Problem requirements: Find each line containing the string "probate" and return it.
# The data start
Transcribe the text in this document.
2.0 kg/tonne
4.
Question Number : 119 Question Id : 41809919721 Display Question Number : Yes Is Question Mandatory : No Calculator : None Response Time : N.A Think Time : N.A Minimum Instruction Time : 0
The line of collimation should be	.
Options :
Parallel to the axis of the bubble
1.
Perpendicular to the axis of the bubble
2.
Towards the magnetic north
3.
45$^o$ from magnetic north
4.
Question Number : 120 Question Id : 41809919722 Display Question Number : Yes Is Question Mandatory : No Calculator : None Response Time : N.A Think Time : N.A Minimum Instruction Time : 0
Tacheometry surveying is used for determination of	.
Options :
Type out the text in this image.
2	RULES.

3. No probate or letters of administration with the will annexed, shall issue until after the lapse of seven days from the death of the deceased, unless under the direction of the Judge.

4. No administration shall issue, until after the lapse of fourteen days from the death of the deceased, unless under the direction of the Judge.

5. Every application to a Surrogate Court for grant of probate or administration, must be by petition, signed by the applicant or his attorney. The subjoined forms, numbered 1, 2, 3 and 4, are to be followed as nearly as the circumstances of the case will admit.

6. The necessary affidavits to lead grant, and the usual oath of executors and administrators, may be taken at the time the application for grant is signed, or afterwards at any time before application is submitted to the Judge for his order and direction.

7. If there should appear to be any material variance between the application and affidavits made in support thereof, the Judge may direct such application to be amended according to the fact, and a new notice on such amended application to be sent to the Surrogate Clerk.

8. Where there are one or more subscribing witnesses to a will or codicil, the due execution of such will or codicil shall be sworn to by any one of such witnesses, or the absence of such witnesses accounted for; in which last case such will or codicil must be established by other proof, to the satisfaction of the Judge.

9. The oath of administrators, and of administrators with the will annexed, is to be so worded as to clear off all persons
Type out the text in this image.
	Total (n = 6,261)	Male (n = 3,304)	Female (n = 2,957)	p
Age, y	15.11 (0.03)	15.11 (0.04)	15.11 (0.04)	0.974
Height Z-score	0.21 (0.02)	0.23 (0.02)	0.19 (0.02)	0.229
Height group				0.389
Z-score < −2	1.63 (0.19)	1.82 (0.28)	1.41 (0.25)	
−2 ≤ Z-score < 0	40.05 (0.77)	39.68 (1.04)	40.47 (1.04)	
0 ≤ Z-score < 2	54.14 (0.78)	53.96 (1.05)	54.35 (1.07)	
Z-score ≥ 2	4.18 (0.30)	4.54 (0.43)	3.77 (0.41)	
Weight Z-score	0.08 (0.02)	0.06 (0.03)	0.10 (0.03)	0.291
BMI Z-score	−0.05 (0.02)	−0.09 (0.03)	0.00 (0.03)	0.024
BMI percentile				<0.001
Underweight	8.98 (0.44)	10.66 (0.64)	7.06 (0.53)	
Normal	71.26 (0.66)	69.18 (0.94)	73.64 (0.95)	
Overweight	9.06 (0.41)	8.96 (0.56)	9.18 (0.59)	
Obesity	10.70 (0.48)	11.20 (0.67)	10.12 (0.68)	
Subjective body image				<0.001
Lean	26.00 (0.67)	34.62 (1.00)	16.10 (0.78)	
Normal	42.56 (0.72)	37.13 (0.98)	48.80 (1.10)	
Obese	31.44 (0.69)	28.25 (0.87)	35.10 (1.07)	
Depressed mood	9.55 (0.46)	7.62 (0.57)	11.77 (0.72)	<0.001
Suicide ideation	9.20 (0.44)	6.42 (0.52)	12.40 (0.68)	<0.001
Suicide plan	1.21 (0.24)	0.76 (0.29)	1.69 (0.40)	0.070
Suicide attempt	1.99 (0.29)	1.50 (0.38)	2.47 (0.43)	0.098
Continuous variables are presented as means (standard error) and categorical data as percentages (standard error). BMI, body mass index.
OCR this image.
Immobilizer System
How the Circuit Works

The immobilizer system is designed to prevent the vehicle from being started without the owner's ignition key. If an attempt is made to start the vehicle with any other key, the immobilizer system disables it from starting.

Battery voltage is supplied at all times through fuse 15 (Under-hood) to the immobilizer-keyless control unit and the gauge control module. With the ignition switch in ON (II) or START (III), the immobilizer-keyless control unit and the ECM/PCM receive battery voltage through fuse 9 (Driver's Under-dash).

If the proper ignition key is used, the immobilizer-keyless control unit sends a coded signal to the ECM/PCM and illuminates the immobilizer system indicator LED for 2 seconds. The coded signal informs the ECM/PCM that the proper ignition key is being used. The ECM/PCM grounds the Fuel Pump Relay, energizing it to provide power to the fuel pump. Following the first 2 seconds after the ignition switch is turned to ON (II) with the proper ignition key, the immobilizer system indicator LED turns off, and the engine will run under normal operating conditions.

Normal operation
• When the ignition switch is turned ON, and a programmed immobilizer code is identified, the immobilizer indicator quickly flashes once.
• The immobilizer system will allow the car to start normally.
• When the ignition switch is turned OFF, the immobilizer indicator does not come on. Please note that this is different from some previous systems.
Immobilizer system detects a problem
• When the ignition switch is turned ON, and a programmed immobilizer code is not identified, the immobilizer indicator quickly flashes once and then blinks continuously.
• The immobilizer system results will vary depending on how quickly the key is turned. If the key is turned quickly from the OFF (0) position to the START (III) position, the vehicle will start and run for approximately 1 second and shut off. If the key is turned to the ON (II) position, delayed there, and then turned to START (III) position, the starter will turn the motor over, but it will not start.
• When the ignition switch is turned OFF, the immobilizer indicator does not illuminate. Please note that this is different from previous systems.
# The data end
Task answer:
3. No probate or letters of administration with the will annexed, shall issue until after the lapse of seven days from the death of the deceased, unless under the direction of the Judge.
5. Every application to a Surrogate Court for grant of probate or administration, must be by petition, signed by the applicant or his attorney. The subjoined forms, numbered 1, 2, 3 and 4, are to be followed as nearly as the circumstances of the case will admit.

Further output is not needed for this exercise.